Take every line where the string "ΤΟΜΕΑ" appears and copy it.

>> start Material shown

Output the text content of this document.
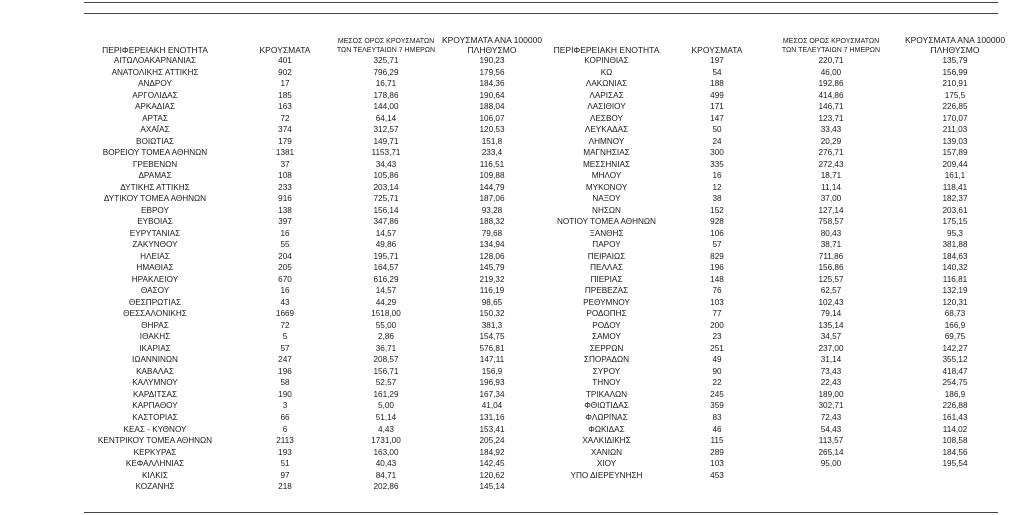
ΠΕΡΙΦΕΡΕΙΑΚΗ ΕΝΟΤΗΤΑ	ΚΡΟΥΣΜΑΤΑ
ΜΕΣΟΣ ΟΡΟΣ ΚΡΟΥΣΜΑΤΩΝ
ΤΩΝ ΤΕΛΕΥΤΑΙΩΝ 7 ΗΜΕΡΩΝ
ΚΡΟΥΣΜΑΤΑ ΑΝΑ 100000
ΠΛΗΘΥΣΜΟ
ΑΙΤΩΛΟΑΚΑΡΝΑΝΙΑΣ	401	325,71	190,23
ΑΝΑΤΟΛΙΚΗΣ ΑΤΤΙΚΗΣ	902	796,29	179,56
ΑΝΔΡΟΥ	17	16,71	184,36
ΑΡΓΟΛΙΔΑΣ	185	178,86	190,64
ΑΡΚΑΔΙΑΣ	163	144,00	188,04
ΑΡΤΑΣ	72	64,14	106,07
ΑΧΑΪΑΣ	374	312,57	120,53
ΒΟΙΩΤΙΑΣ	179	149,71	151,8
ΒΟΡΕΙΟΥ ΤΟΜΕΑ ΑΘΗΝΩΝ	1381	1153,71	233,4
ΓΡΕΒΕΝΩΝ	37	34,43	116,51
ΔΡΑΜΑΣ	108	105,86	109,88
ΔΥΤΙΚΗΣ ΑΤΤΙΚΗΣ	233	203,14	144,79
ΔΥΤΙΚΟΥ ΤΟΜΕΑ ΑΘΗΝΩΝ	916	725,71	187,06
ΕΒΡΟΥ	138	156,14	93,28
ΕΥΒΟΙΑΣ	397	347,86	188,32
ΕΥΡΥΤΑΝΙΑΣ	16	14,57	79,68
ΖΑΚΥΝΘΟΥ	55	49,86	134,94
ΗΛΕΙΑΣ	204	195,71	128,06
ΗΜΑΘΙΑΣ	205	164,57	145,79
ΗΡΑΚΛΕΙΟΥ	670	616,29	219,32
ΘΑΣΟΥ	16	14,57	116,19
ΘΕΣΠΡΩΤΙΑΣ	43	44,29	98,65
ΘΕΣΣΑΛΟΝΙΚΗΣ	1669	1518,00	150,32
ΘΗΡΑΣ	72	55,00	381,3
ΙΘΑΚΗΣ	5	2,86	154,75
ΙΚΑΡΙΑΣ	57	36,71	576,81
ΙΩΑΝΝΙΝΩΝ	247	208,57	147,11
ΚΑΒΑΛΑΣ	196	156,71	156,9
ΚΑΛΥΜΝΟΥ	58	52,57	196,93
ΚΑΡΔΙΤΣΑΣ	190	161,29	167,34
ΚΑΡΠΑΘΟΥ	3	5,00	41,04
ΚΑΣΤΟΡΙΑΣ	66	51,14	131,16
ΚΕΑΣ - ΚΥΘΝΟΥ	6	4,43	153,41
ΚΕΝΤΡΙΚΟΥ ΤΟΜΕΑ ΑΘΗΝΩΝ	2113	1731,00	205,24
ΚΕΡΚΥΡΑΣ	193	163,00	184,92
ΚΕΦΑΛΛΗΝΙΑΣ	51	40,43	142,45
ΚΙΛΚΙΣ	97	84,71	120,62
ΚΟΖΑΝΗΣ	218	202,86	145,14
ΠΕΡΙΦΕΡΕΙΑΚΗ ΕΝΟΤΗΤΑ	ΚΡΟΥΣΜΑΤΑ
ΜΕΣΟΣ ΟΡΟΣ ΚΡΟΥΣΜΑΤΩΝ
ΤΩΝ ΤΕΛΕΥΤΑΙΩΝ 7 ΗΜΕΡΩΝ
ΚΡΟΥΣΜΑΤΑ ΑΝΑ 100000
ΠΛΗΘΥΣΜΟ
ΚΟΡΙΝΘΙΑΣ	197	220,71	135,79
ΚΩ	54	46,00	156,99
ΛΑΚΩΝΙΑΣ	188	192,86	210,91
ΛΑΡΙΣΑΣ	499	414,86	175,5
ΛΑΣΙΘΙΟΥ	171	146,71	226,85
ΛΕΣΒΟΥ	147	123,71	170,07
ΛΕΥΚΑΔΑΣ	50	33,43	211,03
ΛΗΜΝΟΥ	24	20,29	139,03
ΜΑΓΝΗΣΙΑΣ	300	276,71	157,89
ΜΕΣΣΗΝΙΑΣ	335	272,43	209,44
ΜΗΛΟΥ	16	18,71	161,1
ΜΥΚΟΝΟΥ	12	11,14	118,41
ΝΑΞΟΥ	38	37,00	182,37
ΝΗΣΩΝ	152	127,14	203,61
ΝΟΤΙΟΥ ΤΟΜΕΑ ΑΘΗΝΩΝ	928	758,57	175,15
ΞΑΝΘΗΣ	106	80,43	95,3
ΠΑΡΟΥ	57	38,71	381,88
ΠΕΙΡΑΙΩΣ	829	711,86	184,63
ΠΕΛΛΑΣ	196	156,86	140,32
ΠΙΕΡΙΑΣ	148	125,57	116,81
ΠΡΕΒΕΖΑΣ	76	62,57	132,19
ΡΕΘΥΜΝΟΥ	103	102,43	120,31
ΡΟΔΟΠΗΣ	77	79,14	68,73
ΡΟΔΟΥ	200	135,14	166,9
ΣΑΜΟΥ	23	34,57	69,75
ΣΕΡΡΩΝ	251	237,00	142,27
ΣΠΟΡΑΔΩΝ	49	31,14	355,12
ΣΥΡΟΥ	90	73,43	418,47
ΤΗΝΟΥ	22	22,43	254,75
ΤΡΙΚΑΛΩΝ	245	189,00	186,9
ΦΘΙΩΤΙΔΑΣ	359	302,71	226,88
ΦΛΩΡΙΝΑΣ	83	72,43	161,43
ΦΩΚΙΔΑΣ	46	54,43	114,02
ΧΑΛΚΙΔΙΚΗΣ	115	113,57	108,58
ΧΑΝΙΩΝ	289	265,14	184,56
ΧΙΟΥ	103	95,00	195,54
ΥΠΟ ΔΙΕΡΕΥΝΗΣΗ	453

>> end Material shown
>> start Material shown

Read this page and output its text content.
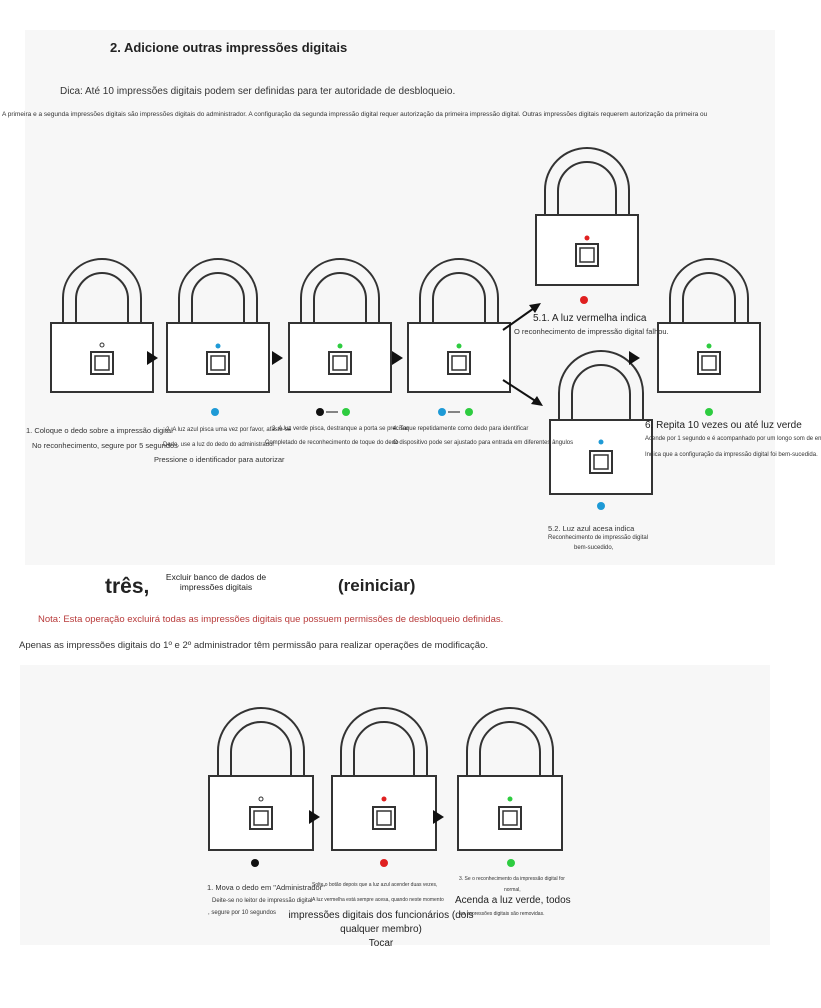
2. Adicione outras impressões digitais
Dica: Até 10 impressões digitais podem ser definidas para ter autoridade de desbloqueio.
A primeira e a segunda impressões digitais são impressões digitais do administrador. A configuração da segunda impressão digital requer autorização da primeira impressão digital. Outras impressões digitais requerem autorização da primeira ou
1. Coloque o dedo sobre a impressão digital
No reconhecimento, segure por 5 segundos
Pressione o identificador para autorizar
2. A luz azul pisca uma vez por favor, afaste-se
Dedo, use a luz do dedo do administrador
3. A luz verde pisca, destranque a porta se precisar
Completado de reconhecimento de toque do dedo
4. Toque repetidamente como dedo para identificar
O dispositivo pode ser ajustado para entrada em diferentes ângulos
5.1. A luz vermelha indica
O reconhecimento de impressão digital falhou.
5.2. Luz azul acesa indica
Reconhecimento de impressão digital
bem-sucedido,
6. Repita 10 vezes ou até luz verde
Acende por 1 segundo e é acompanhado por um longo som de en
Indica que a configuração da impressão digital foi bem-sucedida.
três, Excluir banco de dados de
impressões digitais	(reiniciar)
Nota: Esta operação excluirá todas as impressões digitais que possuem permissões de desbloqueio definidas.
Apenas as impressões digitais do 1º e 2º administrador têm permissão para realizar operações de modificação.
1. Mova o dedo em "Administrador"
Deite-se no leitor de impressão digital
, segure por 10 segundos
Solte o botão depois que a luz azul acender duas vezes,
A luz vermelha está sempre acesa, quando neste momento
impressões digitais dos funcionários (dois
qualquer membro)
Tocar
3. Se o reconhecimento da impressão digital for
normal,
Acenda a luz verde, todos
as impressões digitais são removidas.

>> end Material shown

» **Written answer**:
ΒΟΡΕΙΟΥ ΤΟΜΕΑ ΑΘΗΝΩΝ	1381	1153,71	233,4
ΔΥΤΙΚΟΥ ΤΟΜΕΑ ΑΘΗΝΩΝ	916	725,71	187,06
ΚΕΝΤΡΙΚΟΥ ΤΟΜΕΑ ΑΘΗΝΩΝ	2113	1731,00	205,24
ΝΟΤΙΟΥ ΤΟΜΕΑ ΑΘΗΝΩΝ	928	758,57	175,15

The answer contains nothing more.